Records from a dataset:
^^^^^^^^^^^^^^^^

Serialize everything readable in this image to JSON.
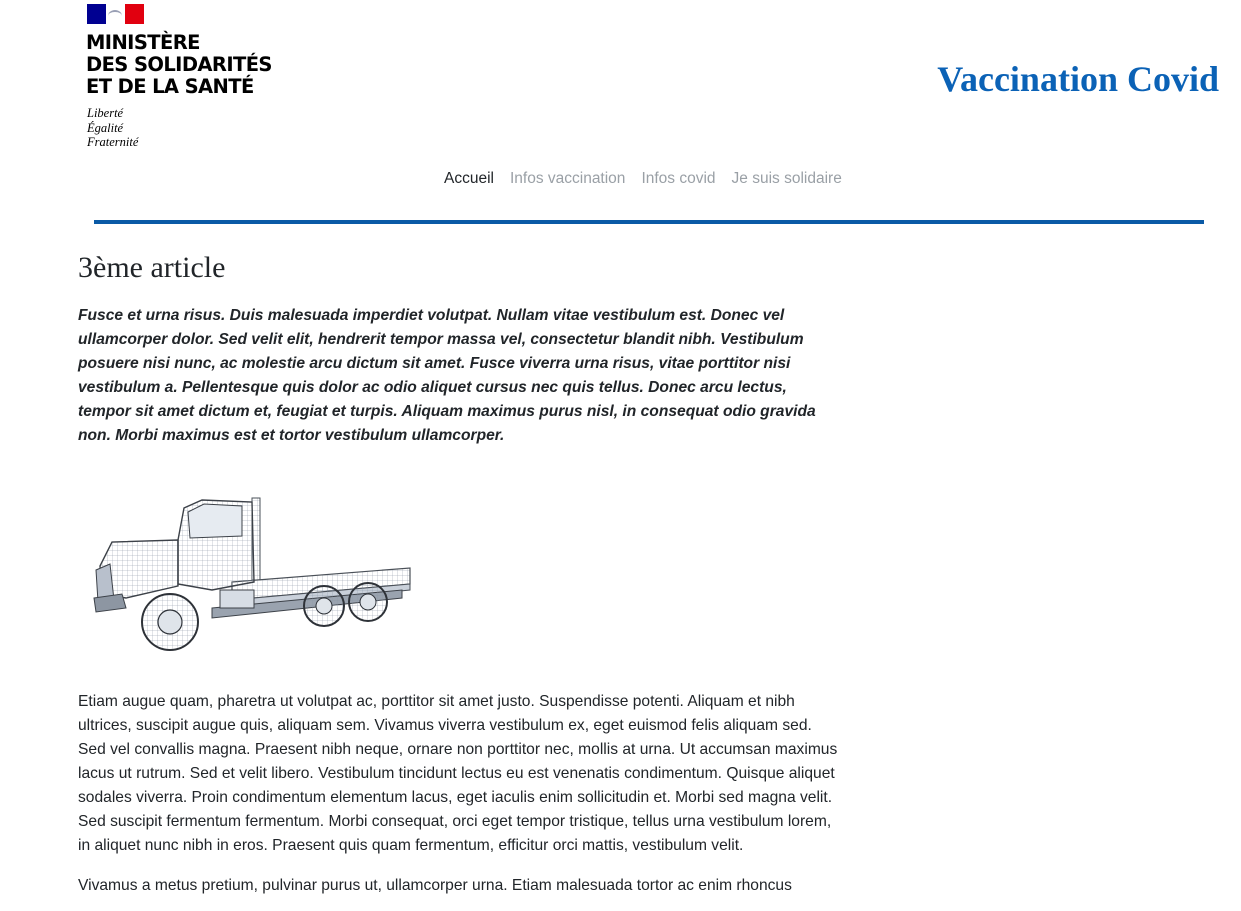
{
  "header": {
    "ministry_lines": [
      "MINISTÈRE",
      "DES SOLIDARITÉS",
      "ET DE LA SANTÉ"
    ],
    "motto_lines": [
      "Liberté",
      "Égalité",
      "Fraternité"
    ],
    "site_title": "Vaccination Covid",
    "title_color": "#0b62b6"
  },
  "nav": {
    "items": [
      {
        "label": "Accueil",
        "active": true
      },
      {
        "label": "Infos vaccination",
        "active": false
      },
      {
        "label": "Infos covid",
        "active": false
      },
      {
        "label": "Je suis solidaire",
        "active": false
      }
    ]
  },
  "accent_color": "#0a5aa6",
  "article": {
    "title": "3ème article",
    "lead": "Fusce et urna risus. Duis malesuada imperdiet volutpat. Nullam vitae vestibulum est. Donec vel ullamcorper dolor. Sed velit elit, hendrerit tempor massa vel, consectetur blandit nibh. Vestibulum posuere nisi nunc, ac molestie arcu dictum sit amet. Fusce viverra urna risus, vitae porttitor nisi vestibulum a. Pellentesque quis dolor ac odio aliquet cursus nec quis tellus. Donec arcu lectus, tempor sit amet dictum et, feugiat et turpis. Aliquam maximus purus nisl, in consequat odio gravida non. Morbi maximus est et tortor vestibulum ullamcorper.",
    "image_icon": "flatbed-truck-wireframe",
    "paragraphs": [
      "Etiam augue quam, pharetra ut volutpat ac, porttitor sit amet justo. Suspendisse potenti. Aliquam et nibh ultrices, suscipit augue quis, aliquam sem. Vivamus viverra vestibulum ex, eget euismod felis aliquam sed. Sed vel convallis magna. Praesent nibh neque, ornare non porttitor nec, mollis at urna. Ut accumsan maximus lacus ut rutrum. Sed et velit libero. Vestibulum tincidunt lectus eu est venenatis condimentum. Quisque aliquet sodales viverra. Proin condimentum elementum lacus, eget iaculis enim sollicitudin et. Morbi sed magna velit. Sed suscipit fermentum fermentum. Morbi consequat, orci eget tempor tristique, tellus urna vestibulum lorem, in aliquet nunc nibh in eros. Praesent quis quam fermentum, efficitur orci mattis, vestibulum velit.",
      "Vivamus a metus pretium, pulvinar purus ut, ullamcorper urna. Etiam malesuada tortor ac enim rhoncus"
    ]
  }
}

^^^^^^^^^^^^^^^^

> _Required work_: Restate the records above in full, word for word. Keep pictures out.

> _Correct output_:
Serialize everything readable in this image to JSON.
{
  "header": {
    "ministry_lines": [
      "MINISTÈRE",
      "DES SOLIDARITÉS",
      "ET DE LA SANTÉ"
    ],
    "motto_lines": [
      "Liberté",
      "Égalité",
      "Fraternité"
    ],
    "site_title": "Vaccination Covid",
    "title_color": "#0b62b6"
  },
  "nav": {
    "items": [
      {
        "label": "Accueil",
        "active": true
      },
      {
        "label": "Infos vaccination",
        "active": false
      },
      {
        "label": "Infos covid",
        "active": false
      },
      {
        "label": "Je suis solidaire",
        "active": false
      }
    ]
  },
  "accent_color": "#0a5aa6",
  "article": {
    "title": "3ème article",
    "lead": "Fusce et urna risus. Duis malesuada imperdiet volutpat. Nullam vitae vestibulum est. Donec vel ullamcorper dolor. Sed velit elit, hendrerit tempor massa vel, consectetur blandit nibh. Vestibulum posuere nisi nunc, ac molestie arcu dictum sit amet. Fusce viverra urna risus, vitae porttitor nisi vestibulum a. Pellentesque quis dolor ac odio aliquet cursus nec quis tellus. Donec arcu lectus, tempor sit amet dictum et, feugiat et turpis. Aliquam maximus purus nisl, in consequat odio gravida non. Morbi maximus est et tortor vestibulum ullamcorper.",
    "image_icon": "flatbed-truck-wireframe",
    "paragraphs": [
      "Etiam augue quam, pharetra ut volutpat ac, porttitor sit amet justo. Suspendisse potenti. Aliquam et nibh ultrices, suscipit augue quis, aliquam sem. Vivamus viverra vestibulum ex, eget euismod felis aliquam sed. Sed vel convallis magna. Praesent nibh neque, ornare non porttitor nec, mollis at urna. Ut accumsan maximus lacus ut rutrum. Sed et velit libero. Vestibulum tincidunt lectus eu est venenatis condimentum. Quisque aliquet sodales viverra. Proin condimentum elementum lacus, eget iaculis enim sollicitudin et. Morbi sed magna velit. Sed suscipit fermentum fermentum. Morbi consequat, orci eget tempor tristique, tellus urna vestibulum lorem, in aliquet nunc nibh in eros. Praesent quis quam fermentum, efficitur orci mattis, vestibulum velit.",
      "Vivamus a metus pretium, pulvinar purus ut, ullamcorper urna. Etiam malesuada tortor ac enim rhoncus"
    ]
  }
}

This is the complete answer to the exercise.